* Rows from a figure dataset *
[Begin]

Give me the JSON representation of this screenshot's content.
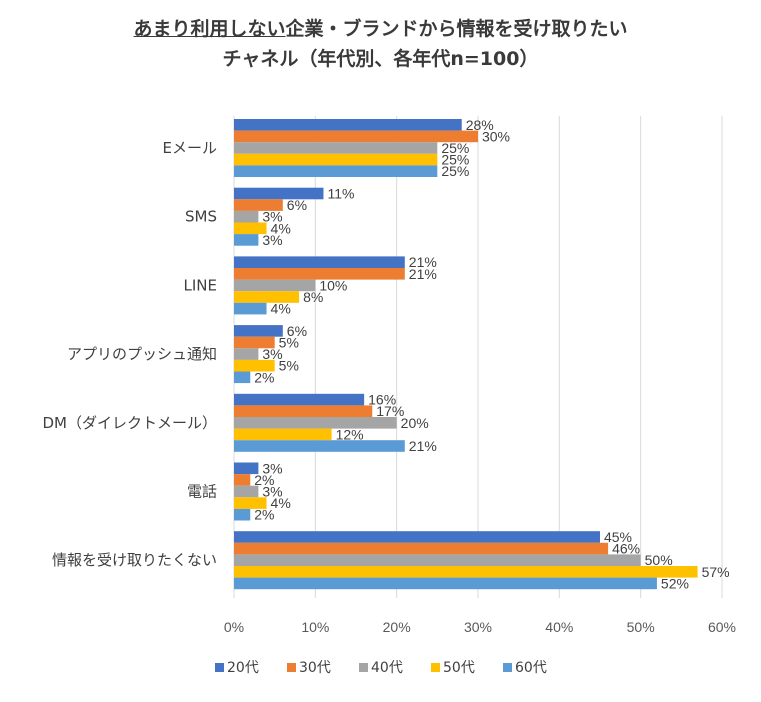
{
  "chart_data": {
    "type": "bar",
    "orientation": "horizontal",
    "title_underlined": "あまり利用しない",
    "title_rest": "企業・ブランドから情報を受け取りたい",
    "subtitle": "チャネル（年代別、各年代n=100）",
    "categories": [
      "Eメール",
      "SMS",
      "LINE",
      "アプリのプッシュ通知",
      "DM（ダイレクトメール）",
      "電話",
      "情報を受け取りたくない"
    ],
    "series": [
      {
        "name": "20代",
        "color": "#4472C4",
        "values": [
          28,
          11,
          21,
          6,
          16,
          3,
          45
        ]
      },
      {
        "name": "30代",
        "color": "#ED7D31",
        "values": [
          30,
          6,
          21,
          5,
          17,
          2,
          46
        ]
      },
      {
        "name": "40代",
        "color": "#A5A5A5",
        "values": [
          25,
          3,
          10,
          3,
          20,
          3,
          50
        ]
      },
      {
        "name": "50代",
        "color": "#FFC000",
        "values": [
          25,
          4,
          8,
          5,
          12,
          4,
          57
        ]
      },
      {
        "name": "60代",
        "color": "#5B9BD5",
        "values": [
          25,
          3,
          4,
          2,
          21,
          2,
          52
        ]
      }
    ],
    "value_suffix": "%",
    "xlim": [
      0,
      60
    ],
    "xticks": [
      "0%",
      "10%",
      "20%",
      "30%",
      "40%",
      "50%",
      "60%"
    ],
    "grid": true,
    "legend_position": "bottom"
  }
}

[End]

* Do this *
Check each line of the records for "color" and copy the ones that contain it.

* Exercise response *
        "color": "#4472C4",
        "color": "#ED7D31",
        "color": "#A5A5A5",
        "color": "#FFC000",
        "color": "#5B9BD5",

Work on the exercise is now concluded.